> [INSTRUCTIONS FOR THE TASK] Transcribe all the entries word for word, skipping the pictures.

--

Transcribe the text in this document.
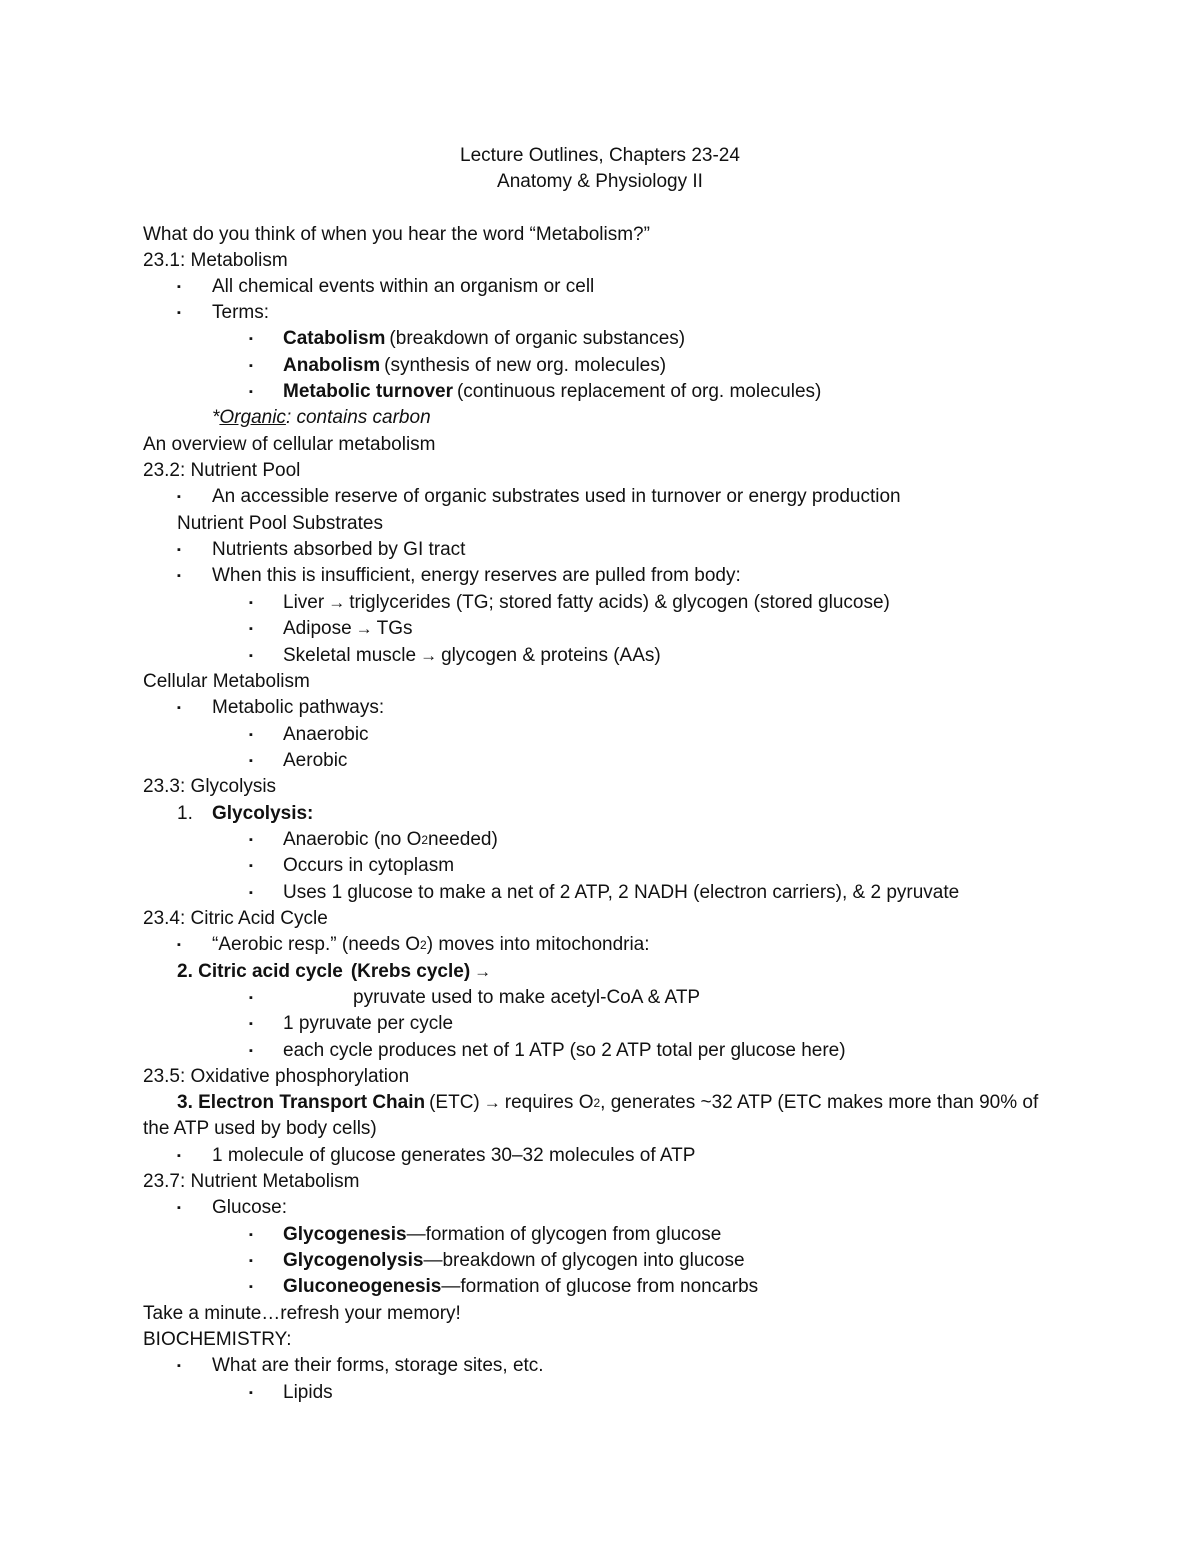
Lecture Outlines, Chapters 23-24
Anatomy & Physiology II
What do you think of when you hear the word “Metabolism?”
23.1: Metabolism
▪ All chemical events within an organism or cell
▪ Terms:
▪ Catabolism (breakdown of organic substances)
▪ Anabolism (synthesis of new org. molecules)
▪ Metabolic turnover (continuous replacement of org. molecules)
* Organic : contains carbon
An overview of cellular metabolism
23.2: Nutrient Pool
▪ An accessible reserve of organic substrates used in turnover or energy production
Nutrient Pool Substrates
▪ Nutrients absorbed by GI tract
▪ When this is insufficient, energy reserves are pulled from body:
▪ Liver → triglycerides (TG; stored fatty acids) & glycogen (stored glucose)
▪ Adipose → TGs
▪ Skeletal muscle → glycogen & proteins (AAs)
Cellular Metabolism
▪ Metabolic pathways:
▪ Anaerobic
▪ Aerobic
23.3: Glycolysis
1.	Glycolysis:
▪ Anaerobic (no O 2 needed)
▪ Occurs in cytoplasm
▪ Uses 1 glucose to make a net of 2 ATP, 2 NADH (electron carriers), & 2 pyruvate
23.4: Citric Acid Cycle
▪ “Aerobic resp.” (needs O 2 ) moves into mitochondria:
2. Citric acid cycle (Krebs cycle) →
▪	pyruvate used to make acetyl-CoA & ATP
▪ 1 pyruvate per cycle
▪ each cycle produces net of 1 ATP (so 2 ATP total per glucose here)
23.5: Oxidative phosphorylation
3. Electron Transport Chain (ETC) → requires O 2 , generates ~32 ATP (ETC makes more than 90% of
the ATP used by body cells)
▪ 1 molecule of glucose generates 30–32 molecules of ATP
23.7: Nutrient Metabolism
▪ Glucose:
▪ Glycogenesis —formation of glycogen from glucose
▪ Glycogenolysis —breakdown of glycogen into glucose
▪ Gluconeogenesis —formation of glucose from noncarbs
Take a minute…refresh your memory!
BIOCHEMISTRY:
▪ What are their forms, storage sites, etc.
▪ Lipids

--

> [EXERCISE OUTPUT]
Transcribe the text in this document.
Lecture Outlines, Chapters 23-24
Anatomy & Physiology II
What do you think of when you hear the word “Metabolism?”
23.1: Metabolism
▪ All chemical events within an organism or cell
▪ Terms:
▪ Catabolism (breakdown of organic substances)
▪ Anabolism (synthesis of new org. molecules)
▪ Metabolic turnover (continuous replacement of org. molecules)
* Organic : contains carbon
An overview of cellular metabolism
23.2: Nutrient Pool
▪ An accessible reserve of organic substrates used in turnover or energy production
Nutrient Pool Substrates
▪ Nutrients absorbed by GI tract
▪ When this is insufficient, energy reserves are pulled from body:
▪ Liver → triglycerides (TG; stored fatty acids) & glycogen (stored glucose)
▪ Adipose → TGs
▪ Skeletal muscle → glycogen & proteins (AAs)
Cellular Metabolism
▪ Metabolic pathways:
▪ Anaerobic
▪ Aerobic
23.3: Glycolysis
1.	Glycolysis:
▪ Anaerobic (no O 2 needed)
▪ Occurs in cytoplasm
▪ Uses 1 glucose to make a net of 2 ATP, 2 NADH (electron carriers), & 2 pyruvate
23.4: Citric Acid Cycle
▪ “Aerobic resp.” (needs O 2 ) moves into mitochondria:
2. Citric acid cycle (Krebs cycle) →
▪	pyruvate used to make acetyl-CoA & ATP
▪ 1 pyruvate per cycle
▪ each cycle produces net of 1 ATP (so 2 ATP total per glucose here)
23.5: Oxidative phosphorylation
3. Electron Transport Chain (ETC) → requires O 2 , generates ~32 ATP (ETC makes more than 90% of
the ATP used by body cells)
▪ 1 molecule of glucose generates 30–32 molecules of ATP
23.7: Nutrient Metabolism
▪ Glucose:
▪ Glycogenesis —formation of glycogen from glucose
▪ Glycogenolysis —breakdown of glycogen into glucose
▪ Gluconeogenesis —formation of glucose from noncarbs
Take a minute…refresh your memory!
BIOCHEMISTRY:
▪ What are their forms, storage sites, etc.
▪ Lipids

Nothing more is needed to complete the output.